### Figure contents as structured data
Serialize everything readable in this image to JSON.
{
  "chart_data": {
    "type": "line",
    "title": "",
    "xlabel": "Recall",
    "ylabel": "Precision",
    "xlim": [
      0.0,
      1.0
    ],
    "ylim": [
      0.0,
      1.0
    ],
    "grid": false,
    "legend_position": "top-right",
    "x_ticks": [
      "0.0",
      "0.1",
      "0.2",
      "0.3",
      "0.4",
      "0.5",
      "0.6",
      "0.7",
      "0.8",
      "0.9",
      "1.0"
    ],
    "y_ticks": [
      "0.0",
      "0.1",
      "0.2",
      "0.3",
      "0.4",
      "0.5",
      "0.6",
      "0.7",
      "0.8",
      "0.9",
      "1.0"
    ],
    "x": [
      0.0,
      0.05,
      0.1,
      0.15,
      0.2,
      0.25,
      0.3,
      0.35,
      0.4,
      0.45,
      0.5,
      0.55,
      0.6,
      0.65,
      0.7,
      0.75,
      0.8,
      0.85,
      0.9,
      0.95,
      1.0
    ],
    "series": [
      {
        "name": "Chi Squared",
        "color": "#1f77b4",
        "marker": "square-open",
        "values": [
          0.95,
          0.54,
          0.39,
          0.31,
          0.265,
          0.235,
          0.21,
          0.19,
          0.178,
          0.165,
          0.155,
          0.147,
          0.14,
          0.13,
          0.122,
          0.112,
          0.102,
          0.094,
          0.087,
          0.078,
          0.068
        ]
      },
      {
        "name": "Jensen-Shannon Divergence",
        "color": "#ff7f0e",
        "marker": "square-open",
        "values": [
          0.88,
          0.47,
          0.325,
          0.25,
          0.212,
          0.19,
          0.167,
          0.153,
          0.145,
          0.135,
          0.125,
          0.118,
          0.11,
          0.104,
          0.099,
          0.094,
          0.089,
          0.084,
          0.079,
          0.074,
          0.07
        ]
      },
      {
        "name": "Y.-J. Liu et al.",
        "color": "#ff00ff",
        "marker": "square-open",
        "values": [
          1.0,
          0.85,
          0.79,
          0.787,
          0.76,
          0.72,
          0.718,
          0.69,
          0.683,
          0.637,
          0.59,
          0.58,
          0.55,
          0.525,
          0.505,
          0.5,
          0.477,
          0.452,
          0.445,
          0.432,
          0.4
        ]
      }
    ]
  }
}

### Problem to solve
Work out how many lines above have the string "name" in them, and give only the number.

### Response to this exercise
3